Set task:
Copy the following data line for line, with no changes.

Data shown:
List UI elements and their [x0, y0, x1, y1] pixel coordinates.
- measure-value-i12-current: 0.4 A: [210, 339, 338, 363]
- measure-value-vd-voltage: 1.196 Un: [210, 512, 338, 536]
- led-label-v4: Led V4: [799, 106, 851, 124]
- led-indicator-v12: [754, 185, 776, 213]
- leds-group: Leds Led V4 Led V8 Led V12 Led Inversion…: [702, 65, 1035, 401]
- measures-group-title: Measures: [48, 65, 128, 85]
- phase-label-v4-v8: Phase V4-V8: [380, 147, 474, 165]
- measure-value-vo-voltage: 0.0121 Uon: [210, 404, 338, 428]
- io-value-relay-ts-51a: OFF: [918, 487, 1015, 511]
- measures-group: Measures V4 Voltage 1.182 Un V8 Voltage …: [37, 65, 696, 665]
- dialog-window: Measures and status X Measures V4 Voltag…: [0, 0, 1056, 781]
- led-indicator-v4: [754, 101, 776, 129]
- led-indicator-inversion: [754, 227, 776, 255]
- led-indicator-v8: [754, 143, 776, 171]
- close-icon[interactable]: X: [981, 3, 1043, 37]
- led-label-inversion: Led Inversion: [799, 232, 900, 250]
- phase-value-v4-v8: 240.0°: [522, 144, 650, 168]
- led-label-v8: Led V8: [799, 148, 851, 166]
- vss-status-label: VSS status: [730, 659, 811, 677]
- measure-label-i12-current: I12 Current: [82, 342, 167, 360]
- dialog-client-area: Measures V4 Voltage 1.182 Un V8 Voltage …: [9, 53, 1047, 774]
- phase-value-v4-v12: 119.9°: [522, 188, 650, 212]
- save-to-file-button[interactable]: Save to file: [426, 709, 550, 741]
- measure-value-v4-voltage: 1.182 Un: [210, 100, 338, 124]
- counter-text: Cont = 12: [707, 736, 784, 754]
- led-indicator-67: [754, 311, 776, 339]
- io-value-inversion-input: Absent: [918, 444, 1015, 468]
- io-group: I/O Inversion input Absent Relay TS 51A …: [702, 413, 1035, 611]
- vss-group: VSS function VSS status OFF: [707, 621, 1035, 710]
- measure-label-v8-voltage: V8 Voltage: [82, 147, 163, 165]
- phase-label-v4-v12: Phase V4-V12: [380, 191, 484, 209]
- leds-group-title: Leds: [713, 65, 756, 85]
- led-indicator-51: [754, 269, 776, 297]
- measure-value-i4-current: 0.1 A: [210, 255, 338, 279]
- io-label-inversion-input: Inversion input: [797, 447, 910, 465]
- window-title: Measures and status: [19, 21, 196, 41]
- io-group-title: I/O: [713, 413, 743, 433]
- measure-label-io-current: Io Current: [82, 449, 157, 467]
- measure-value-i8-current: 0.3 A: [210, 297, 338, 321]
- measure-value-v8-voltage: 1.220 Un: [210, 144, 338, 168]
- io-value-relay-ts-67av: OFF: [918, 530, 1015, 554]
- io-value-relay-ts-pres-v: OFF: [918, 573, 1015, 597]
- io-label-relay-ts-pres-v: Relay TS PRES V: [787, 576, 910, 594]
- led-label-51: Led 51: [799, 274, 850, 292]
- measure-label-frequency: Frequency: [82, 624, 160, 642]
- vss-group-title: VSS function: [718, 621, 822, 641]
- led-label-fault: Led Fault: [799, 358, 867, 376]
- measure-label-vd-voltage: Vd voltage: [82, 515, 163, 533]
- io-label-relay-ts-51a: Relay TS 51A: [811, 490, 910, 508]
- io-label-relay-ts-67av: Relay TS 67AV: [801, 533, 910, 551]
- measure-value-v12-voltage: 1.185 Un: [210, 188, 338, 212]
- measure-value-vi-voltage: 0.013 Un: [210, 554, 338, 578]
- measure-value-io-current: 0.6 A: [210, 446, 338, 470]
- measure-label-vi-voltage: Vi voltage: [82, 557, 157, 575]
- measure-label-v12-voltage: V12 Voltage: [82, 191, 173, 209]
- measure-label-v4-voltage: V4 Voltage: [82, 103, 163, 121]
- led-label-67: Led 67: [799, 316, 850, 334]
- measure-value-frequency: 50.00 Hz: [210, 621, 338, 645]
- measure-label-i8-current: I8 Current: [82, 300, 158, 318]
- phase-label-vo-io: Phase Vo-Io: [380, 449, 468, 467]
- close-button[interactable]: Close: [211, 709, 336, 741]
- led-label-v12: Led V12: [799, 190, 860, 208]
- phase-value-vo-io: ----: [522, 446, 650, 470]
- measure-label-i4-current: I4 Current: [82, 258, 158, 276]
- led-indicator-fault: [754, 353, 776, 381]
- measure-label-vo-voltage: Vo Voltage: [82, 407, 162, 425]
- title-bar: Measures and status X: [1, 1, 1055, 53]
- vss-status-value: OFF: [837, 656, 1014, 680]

Result below:
List UI elements and their [x0, y0, x1, y1] pixel coordinates.
- measure-value-i12-current: 0.4 A: [210, 339, 338, 363]
- measure-value-vd-voltage: 1.196 Un: [210, 512, 338, 536]
- led-label-v4: Led V4: [799, 106, 851, 124]
- led-indicator-v12: [754, 185, 776, 213]
- leds-group: Leds Led V4 Led V8 Led V12 Led Inversion…: [702, 65, 1035, 401]
- measures-group-title: Measures: [48, 65, 128, 85]
- phase-label-v4-v8: Phase V4-V8: [380, 147, 474, 165]
- measure-value-vo-voltage: 0.0121 Uon: [210, 404, 338, 428]
- io-value-relay-ts-51a: OFF: [918, 487, 1015, 511]
- measures-group: Measures V4 Voltage 1.182 Un V8 Voltage …: [37, 65, 696, 665]
- dialog-window: Measures and status X Measures V4 Voltag…: [0, 0, 1056, 781]
- led-indicator-v4: [754, 101, 776, 129]
- led-indicator-inversion: [754, 227, 776, 255]
- led-indicator-v8: [754, 143, 776, 171]
- close-icon[interactable]: X: [981, 3, 1043, 37]
- led-label-inversion: Led Inversion: [799, 232, 900, 250]
- phase-value-v4-v8: 240.0°: [522, 144, 650, 168]
- led-label-v8: Led V8: [799, 148, 851, 166]
- vss-status-label: VSS status: [730, 659, 811, 677]
- measure-label-i12-current: I12 Current: [82, 342, 167, 360]
- dialog-client-area: Measures V4 Voltage 1.182 Un V8 Voltage …: [9, 53, 1047, 774]
- phase-value-v4-v12: 119.9°: [522, 188, 650, 212]
- save-to-file-button[interactable]: Save to file: [426, 709, 550, 741]
- measure-value-v4-voltage: 1.182 Un: [210, 100, 338, 124]
- counter-text: Cont = 12: [707, 736, 784, 754]
- led-indicator-67: [754, 311, 776, 339]
- io-value-inversion-input: Absent: [918, 444, 1015, 468]
- io-group: I/O Inversion input Absent Relay TS 51A …: [702, 413, 1035, 611]
- vss-group: VSS function VSS status OFF: [707, 621, 1035, 710]
- measure-label-v8-voltage: V8 Voltage: [82, 147, 163, 165]
- phase-label-v4-v12: Phase V4-V12: [380, 191, 484, 209]
- leds-group-title: Leds: [713, 65, 756, 85]
- led-indicator-51: [754, 269, 776, 297]
- measure-value-i4-current: 0.1 A: [210, 255, 338, 279]
- io-label-inversion-input: Inversion input: [797, 447, 910, 465]
- window-title: Measures and status: [19, 21, 196, 41]
- io-group-title: I/O: [713, 413, 743, 433]
- measure-label-io-current: Io Current: [82, 449, 157, 467]
- measure-value-i8-current: 0.3 A: [210, 297, 338, 321]
- measure-value-v8-voltage: 1.220 Un: [210, 144, 338, 168]
- io-value-relay-ts-67av: OFF: [918, 530, 1015, 554]
- io-value-relay-ts-pres-v: OFF: [918, 573, 1015, 597]
- io-label-relay-ts-pres-v: Relay TS PRES V: [787, 576, 910, 594]
- led-label-51: Led 51: [799, 274, 850, 292]
- measure-label-frequency: Frequency: [82, 624, 160, 642]
- vss-group-title: VSS function: [718, 621, 822, 641]
- led-label-fault: Led Fault: [799, 358, 867, 376]
- measure-label-vd-voltage: Vd voltage: [82, 515, 163, 533]
- io-label-relay-ts-51a: Relay TS 51A: [811, 490, 910, 508]
- io-label-relay-ts-67av: Relay TS 67AV: [801, 533, 910, 551]
- measure-value-v12-voltage: 1.185 Un: [210, 188, 338, 212]
- measure-value-vi-voltage: 0.013 Un: [210, 554, 338, 578]
- measure-value-io-current: 0.6 A: [210, 446, 338, 470]
- measure-label-vi-voltage: Vi voltage: [82, 557, 157, 575]
- measure-label-v12-voltage: V12 Voltage: [82, 191, 173, 209]
- measure-label-v4-voltage: V4 Voltage: [82, 103, 163, 121]
- led-label-67: Led 67: [799, 316, 850, 334]
- measure-value-frequency: 50.00 Hz: [210, 621, 338, 645]
- measure-label-i8-current: I8 Current: [82, 300, 158, 318]
- phase-label-vo-io: Phase Vo-Io: [380, 449, 468, 467]
- close-button[interactable]: Close: [211, 709, 336, 741]
- led-label-v12: Led V12: [799, 190, 860, 208]
- phase-value-vo-io: ----: [522, 446, 650, 470]
- measure-label-i4-current: I4 Current: [82, 258, 158, 276]
- led-indicator-fault: [754, 353, 776, 381]
- measure-label-vo-voltage: Vo Voltage: [82, 407, 162, 425]
- title-bar: Measures and status X: [1, 1, 1055, 53]
- vss-status-value: OFF: [837, 656, 1014, 680]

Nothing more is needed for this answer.